> _What to do_: Find how many lines hold the word "icon" and give that number only.

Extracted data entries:
....

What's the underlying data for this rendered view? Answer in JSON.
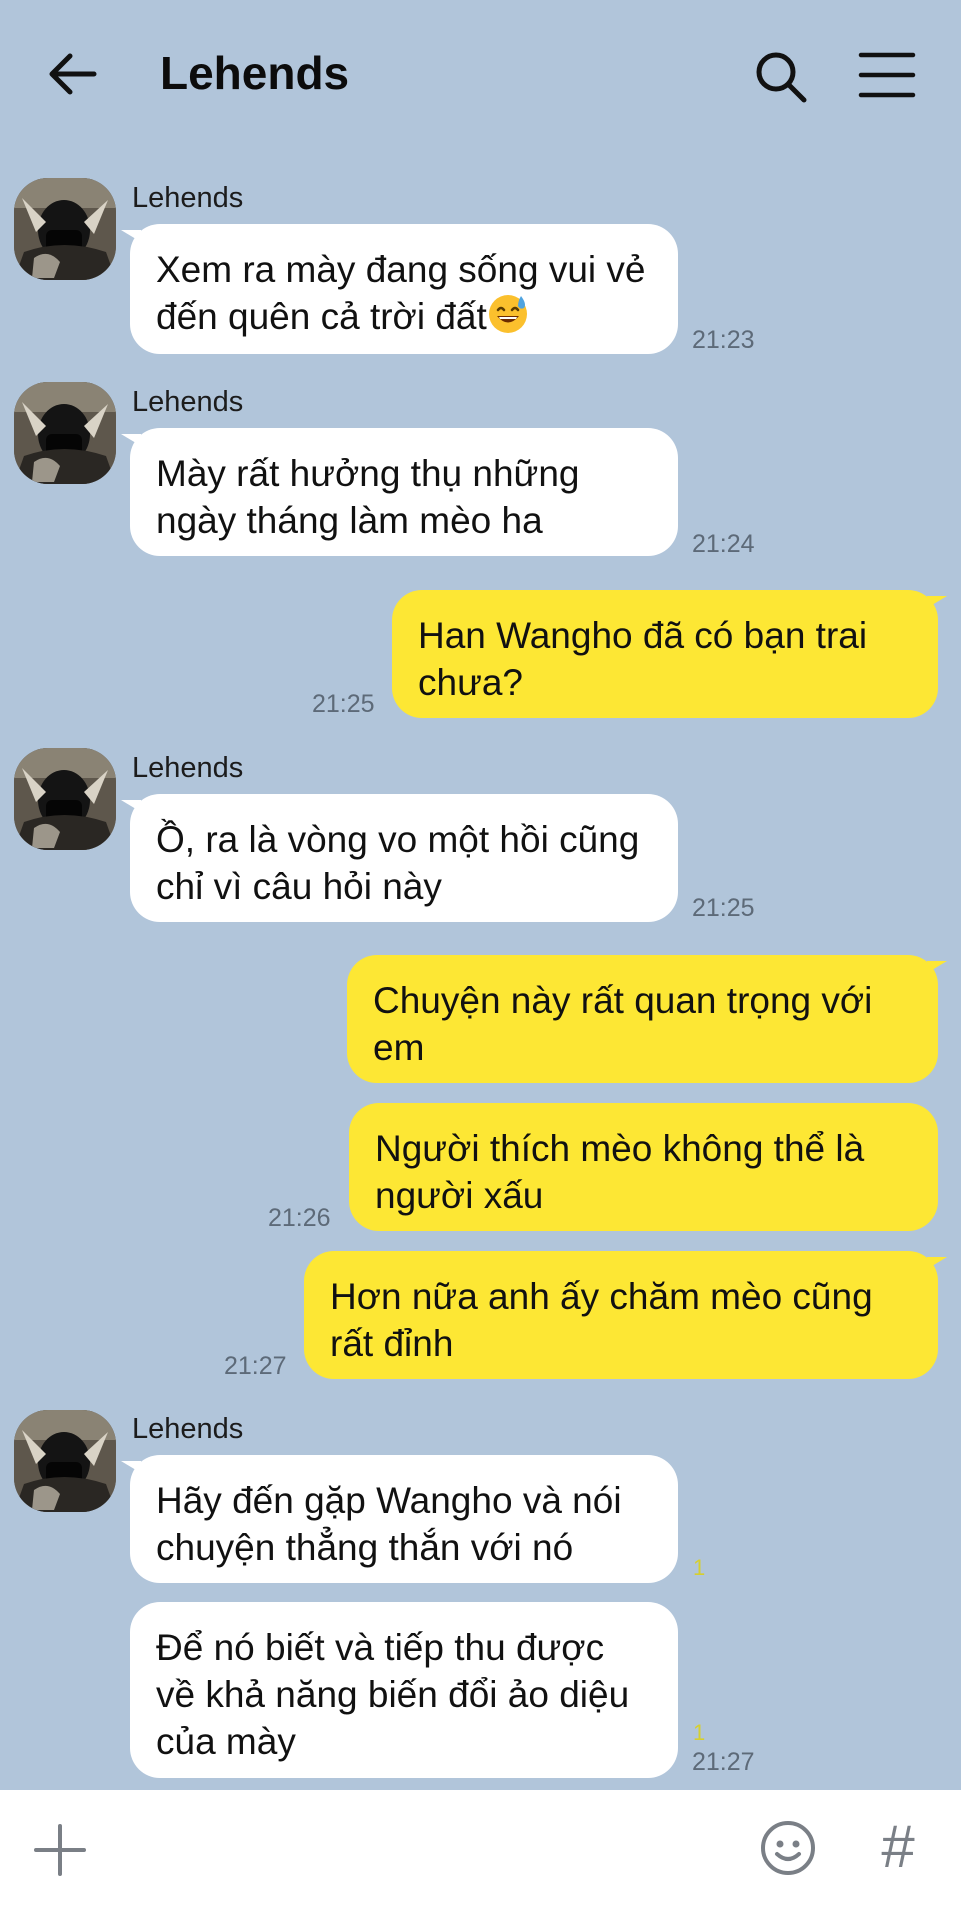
{
  "header": {
    "title": "Lehends",
    "back_icon": "arrow-left-icon",
    "search_icon": "search-icon",
    "menu_icon": "hamburger-menu-icon"
  },
  "messages": [
    {
      "sender": "Lehends",
      "text": "Xem ra mày đang sống vui vẻ đến quên cả trời đất",
      "emoji": "sweat-smile-emoji",
      "time": "21:23"
    },
    {
      "sender": "Lehends",
      "text": "Mày rất hưởng thụ những ngày tháng làm mèo ha",
      "time": "21:24"
    },
    {
      "text": "Han Wangho đã có bạn trai chưa?",
      "time": "21:25"
    },
    {
      "sender": "Lehends",
      "text": "Ồ, ra là vòng vo một hồi cũng chỉ vì câu hỏi này",
      "time": "21:25"
    },
    {
      "text": "Chuyện này rất quan trọng với em"
    },
    {
      "text": "Người thích mèo không thể là người xấu",
      "time": "21:26"
    },
    {
      "text": "Hơn nữa anh ấy chăm mèo cũng rất đỉnh",
      "time": "21:27"
    },
    {
      "sender": "Lehends",
      "text": "Hãy đến gặp Wangho và nói chuyện thẳng thắn với nó",
      "unread": "1"
    },
    {
      "text": "Để nó biết và tiếp thu được về khả năng biến đổi ảo diệu của mày",
      "unread": "1",
      "time": "21:27"
    }
  ],
  "input_bar": {
    "plus_icon": "plus-icon",
    "emoticon_icon": "smiley-face-icon",
    "hashtag_label": "#"
  },
  "colors": {
    "background": "#b1c5da",
    "incoming_bubble": "#ffffff",
    "outgoing_bubble": "#fde734",
    "timestamp": "#5d6a78",
    "unread_count": "#d6cf2f"
  }
}
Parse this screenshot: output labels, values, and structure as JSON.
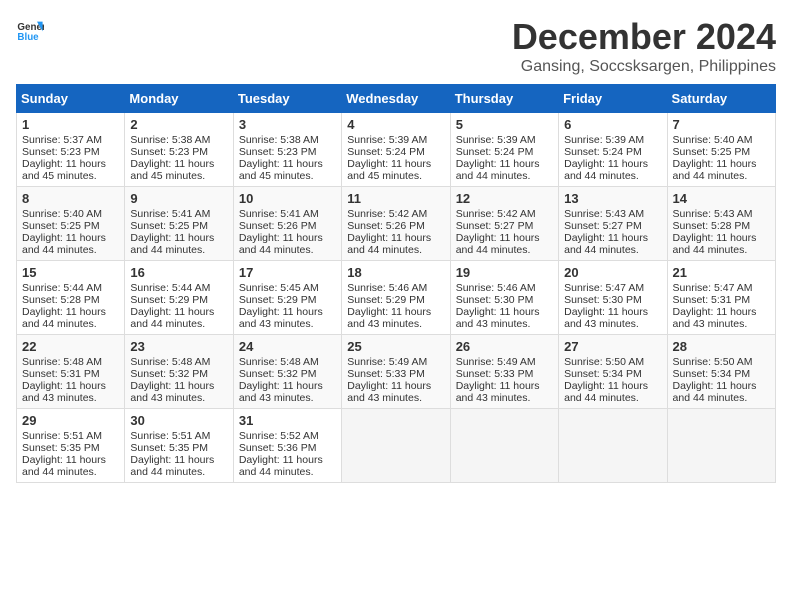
{
  "header": {
    "logo_general": "General",
    "logo_blue": "Blue",
    "title": "December 2024",
    "subtitle": "Gansing, Soccsksargen, Philippines"
  },
  "columns": [
    "Sunday",
    "Monday",
    "Tuesday",
    "Wednesday",
    "Thursday",
    "Friday",
    "Saturday"
  ],
  "weeks": [
    [
      {
        "day": "1",
        "sunrise": "5:37 AM",
        "sunset": "5:23 PM",
        "daylight": "11 hours and 45 minutes."
      },
      {
        "day": "2",
        "sunrise": "5:38 AM",
        "sunset": "5:23 PM",
        "daylight": "11 hours and 45 minutes."
      },
      {
        "day": "3",
        "sunrise": "5:38 AM",
        "sunset": "5:23 PM",
        "daylight": "11 hours and 45 minutes."
      },
      {
        "day": "4",
        "sunrise": "5:39 AM",
        "sunset": "5:24 PM",
        "daylight": "11 hours and 45 minutes."
      },
      {
        "day": "5",
        "sunrise": "5:39 AM",
        "sunset": "5:24 PM",
        "daylight": "11 hours and 44 minutes."
      },
      {
        "day": "6",
        "sunrise": "5:39 AM",
        "sunset": "5:24 PM",
        "daylight": "11 hours and 44 minutes."
      },
      {
        "day": "7",
        "sunrise": "5:40 AM",
        "sunset": "5:25 PM",
        "daylight": "11 hours and 44 minutes."
      }
    ],
    [
      {
        "day": "8",
        "sunrise": "5:40 AM",
        "sunset": "5:25 PM",
        "daylight": "11 hours and 44 minutes."
      },
      {
        "day": "9",
        "sunrise": "5:41 AM",
        "sunset": "5:25 PM",
        "daylight": "11 hours and 44 minutes."
      },
      {
        "day": "10",
        "sunrise": "5:41 AM",
        "sunset": "5:26 PM",
        "daylight": "11 hours and 44 minutes."
      },
      {
        "day": "11",
        "sunrise": "5:42 AM",
        "sunset": "5:26 PM",
        "daylight": "11 hours and 44 minutes."
      },
      {
        "day": "12",
        "sunrise": "5:42 AM",
        "sunset": "5:27 PM",
        "daylight": "11 hours and 44 minutes."
      },
      {
        "day": "13",
        "sunrise": "5:43 AM",
        "sunset": "5:27 PM",
        "daylight": "11 hours and 44 minutes."
      },
      {
        "day": "14",
        "sunrise": "5:43 AM",
        "sunset": "5:28 PM",
        "daylight": "11 hours and 44 minutes."
      }
    ],
    [
      {
        "day": "15",
        "sunrise": "5:44 AM",
        "sunset": "5:28 PM",
        "daylight": "11 hours and 44 minutes."
      },
      {
        "day": "16",
        "sunrise": "5:44 AM",
        "sunset": "5:29 PM",
        "daylight": "11 hours and 44 minutes."
      },
      {
        "day": "17",
        "sunrise": "5:45 AM",
        "sunset": "5:29 PM",
        "daylight": "11 hours and 43 minutes."
      },
      {
        "day": "18",
        "sunrise": "5:46 AM",
        "sunset": "5:29 PM",
        "daylight": "11 hours and 43 minutes."
      },
      {
        "day": "19",
        "sunrise": "5:46 AM",
        "sunset": "5:30 PM",
        "daylight": "11 hours and 43 minutes."
      },
      {
        "day": "20",
        "sunrise": "5:47 AM",
        "sunset": "5:30 PM",
        "daylight": "11 hours and 43 minutes."
      },
      {
        "day": "21",
        "sunrise": "5:47 AM",
        "sunset": "5:31 PM",
        "daylight": "11 hours and 43 minutes."
      }
    ],
    [
      {
        "day": "22",
        "sunrise": "5:48 AM",
        "sunset": "5:31 PM",
        "daylight": "11 hours and 43 minutes."
      },
      {
        "day": "23",
        "sunrise": "5:48 AM",
        "sunset": "5:32 PM",
        "daylight": "11 hours and 43 minutes."
      },
      {
        "day": "24",
        "sunrise": "5:48 AM",
        "sunset": "5:32 PM",
        "daylight": "11 hours and 43 minutes."
      },
      {
        "day": "25",
        "sunrise": "5:49 AM",
        "sunset": "5:33 PM",
        "daylight": "11 hours and 43 minutes."
      },
      {
        "day": "26",
        "sunrise": "5:49 AM",
        "sunset": "5:33 PM",
        "daylight": "11 hours and 43 minutes."
      },
      {
        "day": "27",
        "sunrise": "5:50 AM",
        "sunset": "5:34 PM",
        "daylight": "11 hours and 44 minutes."
      },
      {
        "day": "28",
        "sunrise": "5:50 AM",
        "sunset": "5:34 PM",
        "daylight": "11 hours and 44 minutes."
      }
    ],
    [
      {
        "day": "29",
        "sunrise": "5:51 AM",
        "sunset": "5:35 PM",
        "daylight": "11 hours and 44 minutes."
      },
      {
        "day": "30",
        "sunrise": "5:51 AM",
        "sunset": "5:35 PM",
        "daylight": "11 hours and 44 minutes."
      },
      {
        "day": "31",
        "sunrise": "5:52 AM",
        "sunset": "5:36 PM",
        "daylight": "11 hours and 44 minutes."
      },
      null,
      null,
      null,
      null
    ]
  ]
}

....

> _Task answer_: 5